Work to do =
Reproduce all the lines below exactly and omit the images.
-- begin Task inputs --
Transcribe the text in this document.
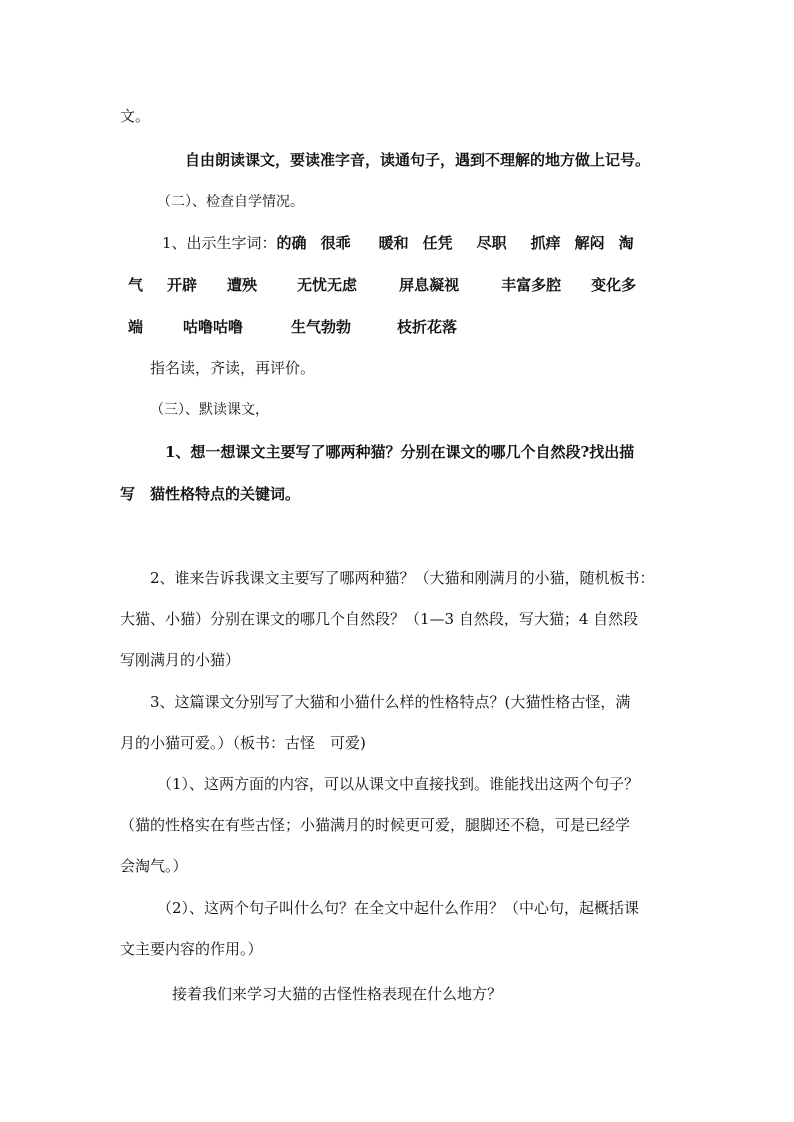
文。
自由朗读课文，要读准字音，读通句子，遇到不理解的地方做上记号。
（二）、检查自学情况。
1、出示生字词：的确 很乖 暖和 任凭 尽职 抓痒 解闷 淘
气 开辟 遭殃	无忧无虑	屏息凝视	丰富多腔 变化多
端	咕噜咕噜	生气勃勃	枝折花落
指名读，齐读，再评价。
（三）、默读课文，
1、想一想课文主要写了哪两种猫？分别在课文的哪几个自然段?找出描
写　猫性格特点的关键词。
2、谁来告诉我课文主要写了哪两种猫？（大猫和刚满月的小猫，随机板书：
大猫、小猫）分别在课文的哪几个自然段？（1—3 自然段，写大猫；4 自然段
写刚满月的小猫）
3、这篇课文分别写了大猫和小猫什么样的性格特点？(大猫性格古怪，满
月的小猫可爱。）（板书：古怪　可爱)
（1）、这两方面的内容，可以从课文中直接找到。谁能找出这两个句子？
（猫的性格实在有些古怪；小猫满月的时候更可爱，腿脚还不稳，可是已经学
会淘气。）
（2）、这两个句子叫什么句？在全文中起什么作用？（中心句，起概括课
文主要内容的作用。）
接着我们来学习大猫的古怪性格表现在什么地方？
-- end Task inputs --
Worked solution =
Transcribe the text in this document.
文。
自由朗读课文，要读准字音，读通句子，遇到不理解的地方做上记号。
（二）、检查自学情况。
1、出示生字词：的确 很乖 暖和 任凭 尽职 抓痒 解闷 淘
气 开辟 遭殃	无忧无虑	屏息凝视	丰富多腔 变化多
端	咕噜咕噜	生气勃勃	枝折花落
指名读，齐读，再评价。
（三）、默读课文，
1、想一想课文主要写了哪两种猫？分别在课文的哪几个自然段?找出描
写　猫性格特点的关键词。
2、谁来告诉我课文主要写了哪两种猫？（大猫和刚满月的小猫，随机板书：
大猫、小猫）分别在课文的哪几个自然段？（1—3 自然段，写大猫；4 自然段
写刚满月的小猫）
3、这篇课文分别写了大猫和小猫什么样的性格特点？(大猫性格古怪，满
月的小猫可爱。）（板书：古怪　可爱)
（1）、这两方面的内容，可以从课文中直接找到。谁能找出这两个句子？
（猫的性格实在有些古怪；小猫满月的时候更可爱，腿脚还不稳，可是已经学
会淘气。）
（2）、这两个句子叫什么句？在全文中起什么作用？（中心句，起概括课
文主要内容的作用。）
接着我们来学习大猫的古怪性格表现在什么地方？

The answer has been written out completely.